25 Ağustos 2011

Yeni Okul Yılı



Türkiye'den döndüğümüzden beri davetler ve partiler dışında kalan zamanımız, yorgunluk atmamıza birebir gelen, Disney filmlerine karıştı. Prensesler, denizkızları hayatımızdan birileri oldu. Bende kızlarla birlikte fantazi dünyasına karışmış, eyvah Niki sihirli gücünü kaybedecek mi diye endişelenirken, okullar açıldı! Dün okulun ilk günüydü. Yasemin ikinci sınıfa, Defne ise Pre-K, yani hazırlık sınıfının hazırlığına başladı. 

Zamane çocukları herşeyi erken ve hızlı yaşamak zorunda. Biz okumayı birinci sınıfta öğreniyorduk. Şimdi, en azından burada, okumayı hazırlıkta öğrenip birinci sınıfa öyle başlıyorlar. Hazırlığa başlayacak çocuğunda harfleri ve sayıları bilen, yazabilen, adını ve soyadını doğruca yazabilen seviyede olması bekleniyor. Yani 4 yaşındaki minikler de calışmak zorunda. Yok öyle bütün gün oyun oynamak. Sonra 4 yaşında birden başlarsa, okul düzenine alışmaya calışırken çok verimli geçmezse yılları diye,  3 yaşında göndermeye başlıyorsunuz çocuğu okula ki disipline erken alışsın. Agaç yaşken eğilir. Eee birde bizimkiler gibi evde başka bir dil konuşuluyorsa, henüz küçükken dil öğrensin diye daha da bir erken başlatıyoruz. Yani bizim kızlar 2'li yaşlarından itibaren eğitimdeler. Ne kadar garip duyulsa da, işe yarıyor! Evet 2 yaşında ikinci bir dil öğrenebiliyorlar, 3 yaşında 3. bir dille tanıştırabiliyorsunuz(İspanyolca). Evet 5 yaşında gayet güzel okuyabiliyorlar. Bu durumda, ben 7 yaşında başlayan eğitim hayatımda boşa geçen zamanlarımamı üzülsem, yoksa oyuna, anneye hasret çocuklara mı yansam bilemiyorum. Bu tartışma benim kafamda devam eder gider. Biraz çağa uyuyorum, biraz içgüdülerime, mutlu mesut yaşamaya devam ediyoruz.
Okulun ilk gününün ilk anları, bu işte profesyonel oldum, nasılda güzel gidiyor herşey derken evden çıkış zamanımızı ayarlayamadık. Okulun ilk günü diye babalarıda bize eşlik edecekti. Defne'yi son derece problemsiz bıraktık, ama Yasemin için geç kaldık. Park yeri yoktu, eşim hiç yer bulamadı, ben çok uzaklara park ettim. Telaşla koşarken Yasem düştü ve dizleri kanamaya başladı. Çantamda taşıdığım minik ilk yardım çantası ile dizlerini temizleyip, bantlar yapıştırdım ama toplallayarak koşması içimi acıttı. Sınıfa girmek üzere olan sınıfını bulup, öğretmeniyle hızlı bir tanışıp çıktım. Bu kadar uzun zamandan sonra tek başına kalmış olmanın anlamsız paniğine yakalanmak üzereydim ki yakın bir dostuma rastladım, kahve içmeye gittik. Okul çıkışı Yase'yi aldığımda, her okulun ilk ve son gününde yaptığımız gibi anne kız öğlen yemeğine çıktık ve ilk gün izlenimlerini konuştuk. Yasemin'le küçük yaşından beri yapıyoruz bunu ama, Defne nedense bir türlü yeterince büyümüyor bunun için! Küçük olmanın dezavanatajlarıda bunlar oluyor. Üzgünüm Defne'ciğim, her zamanki gibi seninki biraz geç olacak ama anne mutlaka borçlarını tamamlayacak.

• _İstenen iş_:
Yeni okul yılıyla ilgili yazıda "Türkiye'den döndüğümüzden beri" sözleriyle açılan ve "sınıfının hazırlığına başladı." ile kapanan kısmı olduğu gibi, harfi harfine yazın.

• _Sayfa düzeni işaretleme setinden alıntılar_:
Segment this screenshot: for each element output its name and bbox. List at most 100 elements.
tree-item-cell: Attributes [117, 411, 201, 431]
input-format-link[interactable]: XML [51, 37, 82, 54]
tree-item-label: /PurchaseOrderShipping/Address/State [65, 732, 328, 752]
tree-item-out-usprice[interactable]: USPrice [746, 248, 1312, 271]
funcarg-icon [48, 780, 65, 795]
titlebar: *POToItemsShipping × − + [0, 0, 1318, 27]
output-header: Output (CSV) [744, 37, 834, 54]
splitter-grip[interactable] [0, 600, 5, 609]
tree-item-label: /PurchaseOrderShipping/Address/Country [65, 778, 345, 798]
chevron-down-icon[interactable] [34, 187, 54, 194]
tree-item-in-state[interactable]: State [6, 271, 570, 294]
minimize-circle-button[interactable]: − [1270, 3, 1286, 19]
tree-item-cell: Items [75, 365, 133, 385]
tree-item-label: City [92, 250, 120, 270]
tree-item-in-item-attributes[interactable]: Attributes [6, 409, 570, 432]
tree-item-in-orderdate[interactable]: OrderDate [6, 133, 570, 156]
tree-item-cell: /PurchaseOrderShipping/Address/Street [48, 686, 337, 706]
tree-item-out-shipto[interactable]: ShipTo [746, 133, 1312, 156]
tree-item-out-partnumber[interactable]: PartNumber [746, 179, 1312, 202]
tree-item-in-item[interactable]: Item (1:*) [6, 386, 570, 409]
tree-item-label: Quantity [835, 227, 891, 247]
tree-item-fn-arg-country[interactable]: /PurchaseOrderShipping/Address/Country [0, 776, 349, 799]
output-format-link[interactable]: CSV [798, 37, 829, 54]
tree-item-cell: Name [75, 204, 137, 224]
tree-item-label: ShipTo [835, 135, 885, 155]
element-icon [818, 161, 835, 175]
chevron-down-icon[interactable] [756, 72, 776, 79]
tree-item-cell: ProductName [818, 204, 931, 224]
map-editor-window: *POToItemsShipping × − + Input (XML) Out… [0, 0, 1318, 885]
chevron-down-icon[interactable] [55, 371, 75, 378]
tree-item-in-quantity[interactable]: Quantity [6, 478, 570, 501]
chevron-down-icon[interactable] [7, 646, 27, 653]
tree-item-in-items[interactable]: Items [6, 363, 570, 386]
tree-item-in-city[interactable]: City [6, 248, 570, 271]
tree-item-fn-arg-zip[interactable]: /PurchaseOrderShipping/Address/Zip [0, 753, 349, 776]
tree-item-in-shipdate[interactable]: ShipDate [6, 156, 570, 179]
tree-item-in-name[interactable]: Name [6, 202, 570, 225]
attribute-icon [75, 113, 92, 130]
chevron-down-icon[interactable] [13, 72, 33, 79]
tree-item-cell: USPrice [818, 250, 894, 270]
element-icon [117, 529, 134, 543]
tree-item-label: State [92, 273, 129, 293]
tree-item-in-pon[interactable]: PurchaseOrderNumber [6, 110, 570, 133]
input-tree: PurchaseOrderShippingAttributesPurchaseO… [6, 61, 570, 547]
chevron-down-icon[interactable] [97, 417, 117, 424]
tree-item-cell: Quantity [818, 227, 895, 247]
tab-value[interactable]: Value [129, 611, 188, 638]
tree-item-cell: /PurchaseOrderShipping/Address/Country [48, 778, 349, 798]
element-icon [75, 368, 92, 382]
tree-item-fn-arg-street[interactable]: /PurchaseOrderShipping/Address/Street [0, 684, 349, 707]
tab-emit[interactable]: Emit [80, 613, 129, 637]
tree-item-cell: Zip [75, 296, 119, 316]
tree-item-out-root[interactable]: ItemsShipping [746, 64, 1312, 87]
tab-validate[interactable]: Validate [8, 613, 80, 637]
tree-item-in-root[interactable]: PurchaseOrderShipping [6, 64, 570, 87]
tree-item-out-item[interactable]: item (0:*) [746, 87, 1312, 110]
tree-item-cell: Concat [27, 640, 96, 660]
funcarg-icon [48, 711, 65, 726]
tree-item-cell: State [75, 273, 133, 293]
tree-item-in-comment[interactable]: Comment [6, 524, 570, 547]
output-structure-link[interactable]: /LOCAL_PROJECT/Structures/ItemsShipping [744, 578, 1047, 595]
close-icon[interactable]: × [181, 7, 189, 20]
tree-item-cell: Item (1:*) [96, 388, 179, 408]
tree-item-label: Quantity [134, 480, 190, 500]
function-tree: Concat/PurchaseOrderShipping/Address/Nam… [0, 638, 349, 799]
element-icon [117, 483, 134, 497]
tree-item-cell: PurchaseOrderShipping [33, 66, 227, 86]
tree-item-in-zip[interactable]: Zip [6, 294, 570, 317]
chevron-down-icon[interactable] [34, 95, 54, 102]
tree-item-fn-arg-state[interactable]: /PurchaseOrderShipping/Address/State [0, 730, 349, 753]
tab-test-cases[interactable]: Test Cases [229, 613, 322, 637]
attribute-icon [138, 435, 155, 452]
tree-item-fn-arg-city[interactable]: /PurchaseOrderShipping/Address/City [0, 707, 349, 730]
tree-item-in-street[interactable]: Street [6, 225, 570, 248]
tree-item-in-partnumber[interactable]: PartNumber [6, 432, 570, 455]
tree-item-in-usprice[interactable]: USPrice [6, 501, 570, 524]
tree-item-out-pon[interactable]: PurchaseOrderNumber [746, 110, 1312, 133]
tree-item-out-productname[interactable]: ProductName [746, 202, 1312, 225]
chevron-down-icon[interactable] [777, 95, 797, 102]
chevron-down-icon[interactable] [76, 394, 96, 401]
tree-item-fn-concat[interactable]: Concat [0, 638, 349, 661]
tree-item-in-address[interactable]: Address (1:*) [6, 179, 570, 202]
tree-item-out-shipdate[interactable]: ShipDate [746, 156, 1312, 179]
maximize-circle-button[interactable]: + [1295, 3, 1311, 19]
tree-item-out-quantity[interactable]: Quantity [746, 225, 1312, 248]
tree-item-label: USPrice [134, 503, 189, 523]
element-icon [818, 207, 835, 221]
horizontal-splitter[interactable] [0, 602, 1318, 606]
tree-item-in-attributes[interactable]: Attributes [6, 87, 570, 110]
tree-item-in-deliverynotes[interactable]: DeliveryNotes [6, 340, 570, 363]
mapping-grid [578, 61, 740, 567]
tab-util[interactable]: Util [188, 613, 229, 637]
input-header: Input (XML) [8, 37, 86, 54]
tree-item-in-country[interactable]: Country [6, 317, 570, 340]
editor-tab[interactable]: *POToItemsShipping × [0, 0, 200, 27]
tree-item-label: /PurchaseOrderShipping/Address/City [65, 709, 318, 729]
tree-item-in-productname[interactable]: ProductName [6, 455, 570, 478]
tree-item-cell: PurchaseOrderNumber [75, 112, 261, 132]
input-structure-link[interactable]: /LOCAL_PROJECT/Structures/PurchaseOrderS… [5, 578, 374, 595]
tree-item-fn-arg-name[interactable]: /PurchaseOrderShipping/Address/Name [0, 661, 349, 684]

• _Tam yanıt_:
Türkiye'den döndüğümüzden beri davetler ve partiler dışında kalan zamanımız, yorgunluk atmamıza birebir gelen, Disney filmlerine karıştı. Prensesler, denizkızları hayatımızdan birileri oldu. Bende kızlarla birlikte fantazi dünyasına karışmış, eyvah Niki sihirli gücünü kaybedecek mi diye endişelenirken, okullar açıldı! Dün okulun ilk günüydü. Yasemin ikinci sınıfa, Defne ise Pre-K, yani hazırlık sınıfının hazırlığına başladı.